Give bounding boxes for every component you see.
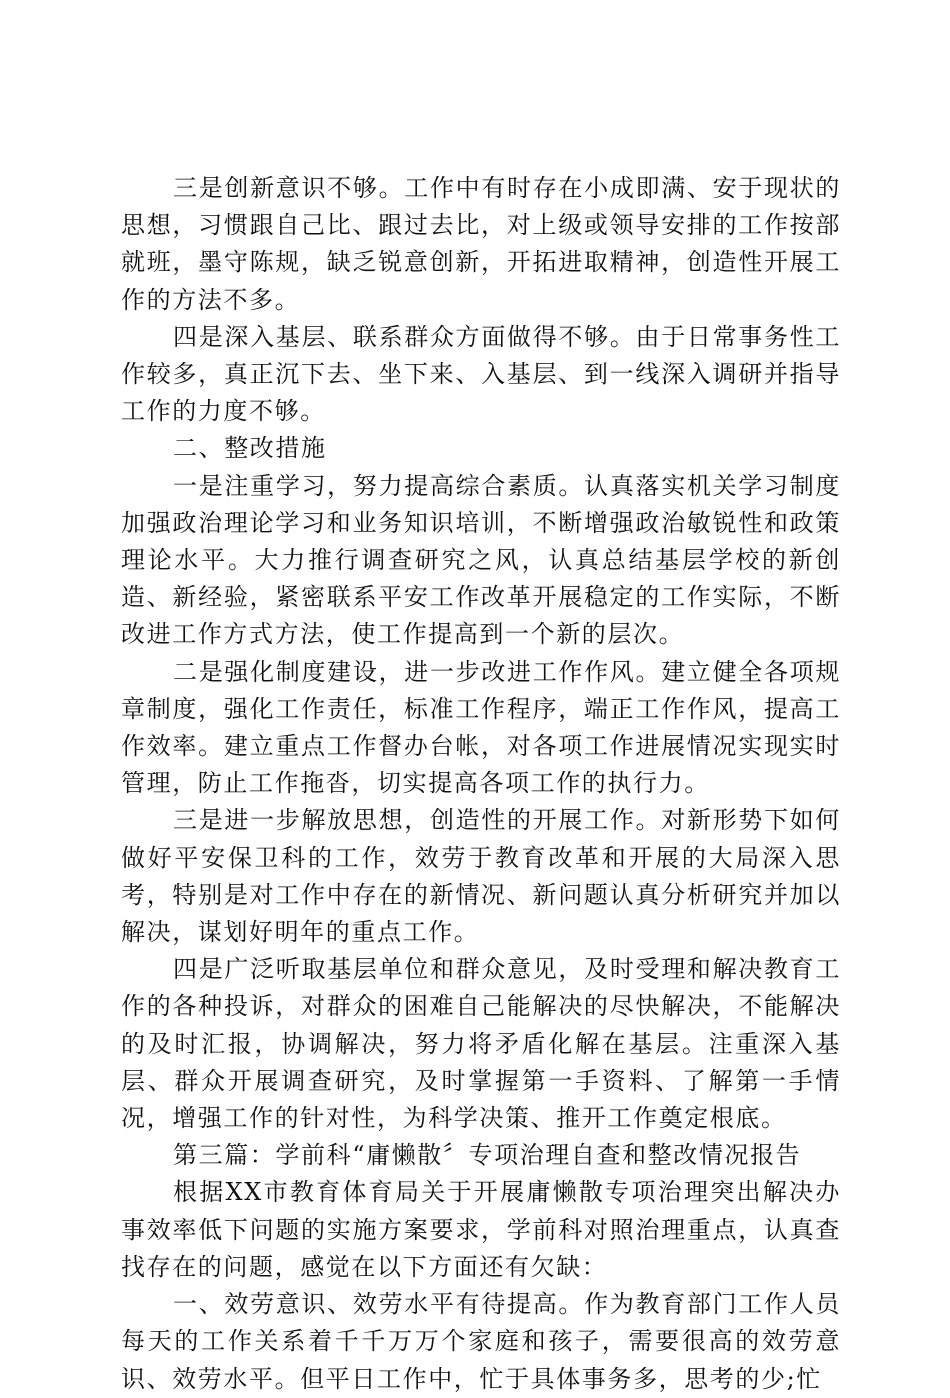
paragraph-system-building: 二是强化制度建设，进一步改进工作作风。建立健全各项规章制度，强化工作责任，标准工作程序，端正工作作风，提高工作效率。建立重点工作督办台帐，对各项工作进展情况实现实时管理，防止工作拖沓，切实提高各项工作的执行力。 xyxy=(121,657,841,798)
section-heading-rectification: 二、整改措施 xyxy=(173,434,327,463)
paragraph-study-quality: 一是注重学习，努力提高综合素质。认真落实机关学习制度加强政治理论学习和业务知识培训，不断增强政治敏锐性和政策理论水平。大力推行调查研究之风，认真总结基层学校的新创造、新经验，紧密联系平安工作改革开展稳定的工作实际，不断改进工作方式方法，使工作提高到一个新的层次。 xyxy=(121,471,841,649)
paragraph-service-awareness: 一、效劳意识、效劳水平有待提高。作为教育部门工作人员每天的工作关系着千千万万个家庭和孩子，需要很高的效劳意识、效劳水平。但平日工作中，忙于具体事务多，思考的少;忙 xyxy=(121,1290,841,1393)
chapter-title-third: 第三篇：学前科“庸懒散〞专项治理自查和整改情况报告 xyxy=(173,1141,802,1170)
document-body xyxy=(121,170,841,1398)
paragraph-grassroots-contact: 四是深入基层、联系群众方面做得不够。由于日常事务性工作较多，真正沉下去、坐下来、入基层、到一线深入调研并指导工作的力度不够。 xyxy=(121,322,841,426)
paragraph-listen-opinions: 四是广泛听取基层单位和群众意见，及时受理和解决教育工作的各种投诉，对群众的困难自己能解决的尽快解决，不能解决的及时汇报，协调解决，努力将矛盾化解在基层。注重深入基层、群众开展调查研究，及时掌握第一手资料、了解第一手情况，增强工作的针对性，为科学决策、推开工作奠定根底。 xyxy=(121,955,841,1133)
paragraph-according-to: 根据XX市教育体育局关于开展庸懒散专项治理突出解决办事效率低下问题的实施方案要求，学前科对照治理重点，认真查找存在的问题，感觉在以下方面还有欠缺： xyxy=(121,1178,841,1281)
paragraph-innovation-awareness: 三是创新意识不够。工作中有时存在小成即满、安于现状的思想，习惯跟自己比、跟过去比，对上级或领导安排的工作按部就班，墨守陈规，缺乏锐意创新，开拓进取精神，创造性开展工作的方法不多。 xyxy=(121,174,841,314)
paragraph-emancipate-thinking: 三是进一步解放思想，创造性的开展工作。对新形势下如何做好平安保卫科的工作，效劳于教育改革和开展的大局深入思考，特别是对工作中存在的新情况、新问题认真分析研究并加以解决，谋划好明年的重点工作。 xyxy=(121,806,841,947)
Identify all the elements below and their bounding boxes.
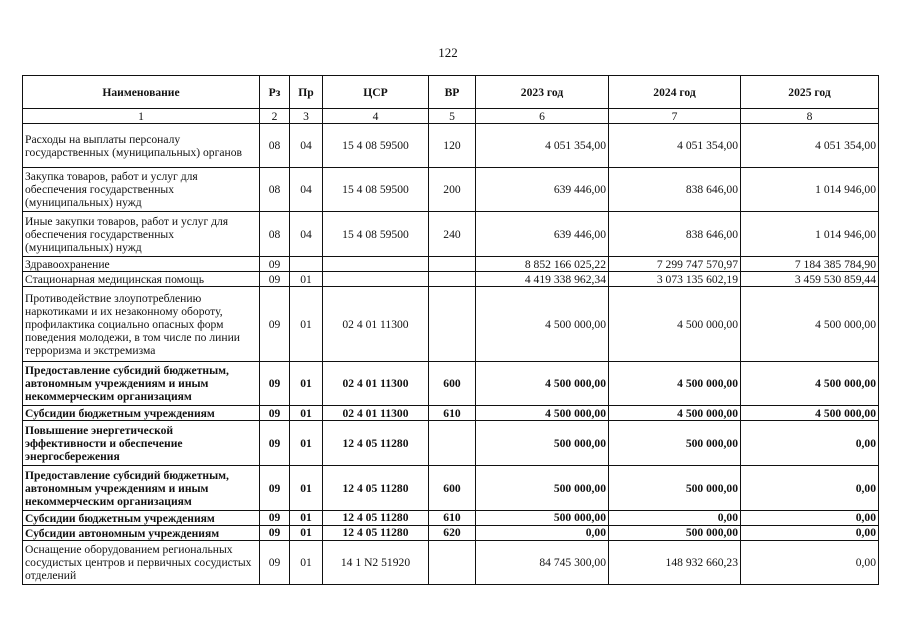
row-rz: 09 [260, 511, 290, 526]
row-name: Расходы на выплаты персоналу государственных (муниципальных) органов [23, 124, 260, 168]
table-row [23, 526, 879, 541]
row-csr: 12 4 05 11280 [323, 466, 429, 511]
row-name: Субсидии бюджетным учреждениям [23, 511, 260, 526]
row-pr: 01 [290, 421, 323, 466]
header-2023: 2023 год [476, 76, 609, 109]
row-2023: 8 852 166 025,22 [476, 257, 609, 272]
row-2023: 4 419 338 962,34 [476, 272, 609, 287]
row-2024: 838 646,00 [609, 212, 741, 257]
row-rz: 09 [260, 362, 290, 406]
table-row [23, 212, 879, 257]
row-csr: 15 4 08 59500 [323, 212, 429, 257]
row-2023: 4 500 000,00 [476, 406, 609, 421]
row-csr [323, 257, 429, 272]
row-rz: 08 [260, 168, 290, 212]
row-vr: 610 [429, 511, 476, 526]
row-2025: 0,00 [741, 511, 879, 526]
row-name: Предоставление субсидий бюджетным, автономным учреждениям и иным некоммерческим организациям [23, 362, 260, 406]
row-2023: 500 000,00 [476, 511, 609, 526]
row-rz: 09 [260, 406, 290, 421]
table-row [23, 124, 879, 168]
row-2025: 4 500 000,00 [741, 406, 879, 421]
row-pr: 01 [290, 466, 323, 511]
column-number: 6 [476, 109, 609, 124]
row-pr [290, 257, 323, 272]
row-vr: 200 [429, 168, 476, 212]
row-2023: 500 000,00 [476, 466, 609, 511]
row-2023: 4 500 000,00 [476, 287, 609, 362]
header-2024: 2024 год [609, 76, 741, 109]
table-row [23, 406, 879, 421]
row-name: Субсидии автономным учреждениям [23, 526, 260, 541]
row-pr: 01 [290, 541, 323, 585]
header-csr: ЦСР [323, 76, 429, 109]
row-vr [429, 541, 476, 585]
column-number: 7 [609, 109, 741, 124]
row-pr: 01 [290, 272, 323, 287]
row-2025: 0,00 [741, 541, 879, 585]
row-2025: 4 051 354,00 [741, 124, 879, 168]
row-csr [323, 272, 429, 287]
row-vr [429, 287, 476, 362]
row-2023: 0,00 [476, 526, 609, 541]
column-number: 2 [260, 109, 290, 124]
row-2023: 639 446,00 [476, 212, 609, 257]
row-csr: 12 4 05 11280 [323, 421, 429, 466]
header-vr: ВР [429, 76, 476, 109]
row-2024: 838 646,00 [609, 168, 741, 212]
column-number: 3 [290, 109, 323, 124]
table-row [23, 466, 879, 511]
column-number: 8 [741, 109, 879, 124]
row-csr: 02 4 01 11300 [323, 287, 429, 362]
table-row [23, 272, 879, 287]
row-name: Субсидии бюджетным учреждениям [23, 406, 260, 421]
row-name: Предоставление субсидий бюджетным, автономным учреждениям и иным некоммерческим организациям [23, 466, 260, 511]
table-row [23, 421, 879, 466]
row-pr: 04 [290, 212, 323, 257]
row-2025: 3 459 530 859,44 [741, 272, 879, 287]
row-pr: 01 [290, 287, 323, 362]
row-2024: 4 051 354,00 [609, 124, 741, 168]
row-pr: 01 [290, 362, 323, 406]
row-2025: 0,00 [741, 466, 879, 511]
row-pr: 04 [290, 168, 323, 212]
row-vr: 610 [429, 406, 476, 421]
row-2025: 0,00 [741, 526, 879, 541]
row-2023: 639 446,00 [476, 168, 609, 212]
row-2024: 7 299 747 570,97 [609, 257, 741, 272]
row-rz: 09 [260, 272, 290, 287]
row-rz: 08 [260, 124, 290, 168]
row-csr: 15 4 08 59500 [323, 124, 429, 168]
column-number-row [23, 109, 879, 124]
row-2023: 84 745 300,00 [476, 541, 609, 585]
row-2023: 4 051 354,00 [476, 124, 609, 168]
row-2025: 1 014 946,00 [741, 168, 879, 212]
row-2025: 1 014 946,00 [741, 212, 879, 257]
row-2024: 4 500 000,00 [609, 362, 741, 406]
column-number: 4 [323, 109, 429, 124]
row-rz: 08 [260, 212, 290, 257]
table-row [23, 541, 879, 585]
row-2023: 500 000,00 [476, 421, 609, 466]
row-vr: 600 [429, 362, 476, 406]
row-csr: 12 4 05 11280 [323, 526, 429, 541]
row-name: Стационарная медицинская помощь [23, 272, 260, 287]
row-vr [429, 272, 476, 287]
row-name: Оснащение оборудованием региональных сосудистых центров и первичных сосудистых отделений [23, 541, 260, 585]
header-rz: Рз [260, 76, 290, 109]
row-2025: 0,00 [741, 421, 879, 466]
row-2025: 4 500 000,00 [741, 287, 879, 362]
row-name: Противодействие злоупотреблению наркотиками и их незаконному обороту, профилактика социально опасных форм поведения молодежи, в том числе по линии терроризма и экстремизма [23, 287, 260, 362]
header-pr: Пр [290, 76, 323, 109]
table-row [23, 257, 879, 272]
row-2025: 4 500 000,00 [741, 362, 879, 406]
table-row [23, 287, 879, 362]
row-name: Закупка товаров, работ и услуг для обеспечения государственных (муниципальных) нужд [23, 168, 260, 212]
table-row [23, 511, 879, 526]
row-vr: 120 [429, 124, 476, 168]
row-pr: 01 [290, 526, 323, 541]
row-2024: 500 000,00 [609, 526, 741, 541]
row-csr: 02 4 01 11300 [323, 406, 429, 421]
header-name: Наименование [23, 76, 260, 109]
row-2024: 500 000,00 [609, 466, 741, 511]
row-csr: 14 1 N2 51920 [323, 541, 429, 585]
row-2024: 0,00 [609, 511, 741, 526]
row-vr: 240 [429, 212, 476, 257]
row-2025: 7 184 385 784,90 [741, 257, 879, 272]
row-name: Иные закупки товаров, работ и услуг для обеспечения государственных (муниципальных) нужд [23, 212, 260, 257]
row-vr [429, 257, 476, 272]
row-rz: 09 [260, 257, 290, 272]
row-2024: 3 073 135 602,19 [609, 272, 741, 287]
row-2024: 500 000,00 [609, 421, 741, 466]
row-vr: 600 [429, 466, 476, 511]
row-rz: 09 [260, 287, 290, 362]
row-vr: 620 [429, 526, 476, 541]
row-name: Здравоохранение [23, 257, 260, 272]
table-row [23, 362, 879, 406]
row-rz: 09 [260, 541, 290, 585]
row-2023: 4 500 000,00 [476, 362, 609, 406]
page-number: 122 [438, 45, 458, 60]
row-csr: 15 4 08 59500 [323, 168, 429, 212]
row-rz: 09 [260, 421, 290, 466]
column-number: 1 [23, 109, 260, 124]
row-pr: 01 [290, 406, 323, 421]
row-vr [429, 421, 476, 466]
header-2025: 2025 год [741, 76, 879, 109]
table-row [23, 168, 879, 212]
row-pr: 01 [290, 511, 323, 526]
row-csr: 12 4 05 11280 [323, 511, 429, 526]
row-2024: 148 932 660,23 [609, 541, 741, 585]
row-rz: 09 [260, 466, 290, 511]
header-row [23, 76, 879, 109]
budget-table [22, 75, 879, 585]
row-name: Повышение энергетической эффективности и обеспечение энергосбережения [23, 421, 260, 466]
row-2024: 4 500 000,00 [609, 287, 741, 362]
row-csr: 02 4 01 11300 [323, 362, 429, 406]
row-rz: 09 [260, 526, 290, 541]
row-2024: 4 500 000,00 [609, 406, 741, 421]
row-pr: 04 [290, 124, 323, 168]
column-number: 5 [429, 109, 476, 124]
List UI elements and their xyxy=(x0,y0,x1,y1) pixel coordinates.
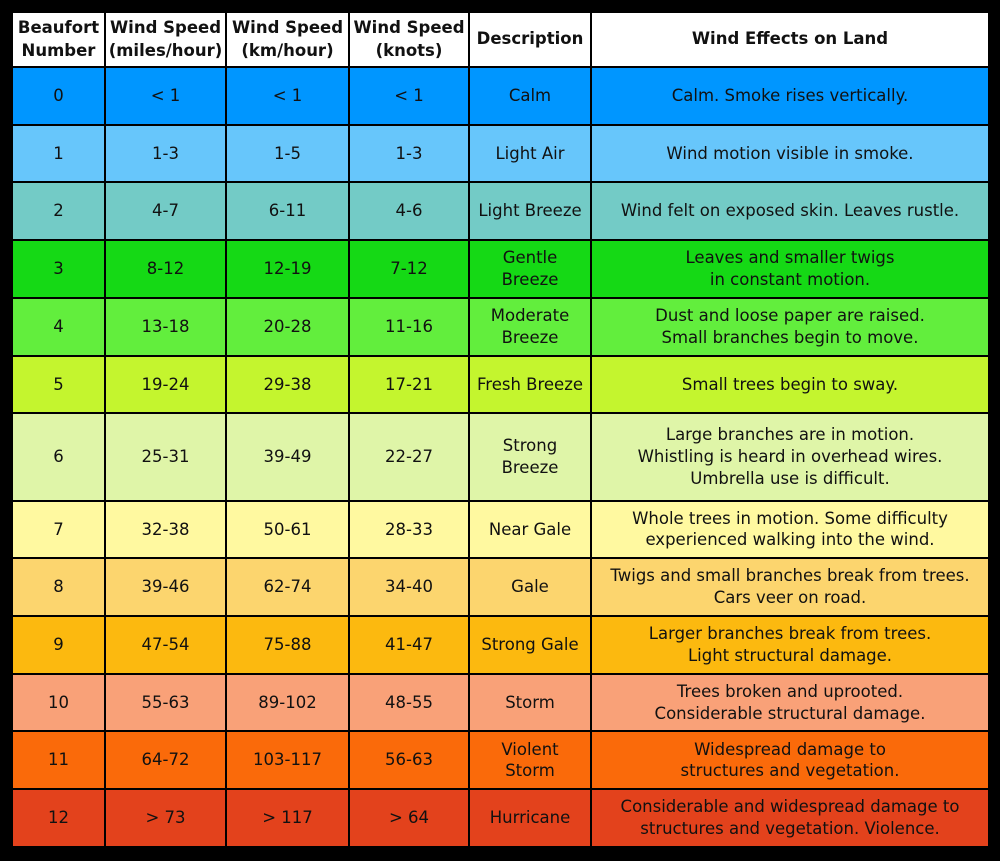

What needs to be done » Please retype the lines from the line with "row-rz: 09 [260, 511, 290, 526]" to the line with "header-2023: 2023 год [476, 76, 609, 109]", both included, character for character.

Solution for this exercise »
row-rz: 09 [260, 511, 290, 526]
row-name: Расходы на выплаты персоналу государственных (муниципальных) органов [23, 124, 260, 168]
table-row [23, 526, 879, 541]
row-csr: 12 4 05 11280 [323, 466, 429, 511]
row-name: Субсидии бюджетным учреждениям [23, 511, 260, 526]
row-pr: 01 [290, 421, 323, 466]
header-2023: 2023 год [476, 76, 609, 109]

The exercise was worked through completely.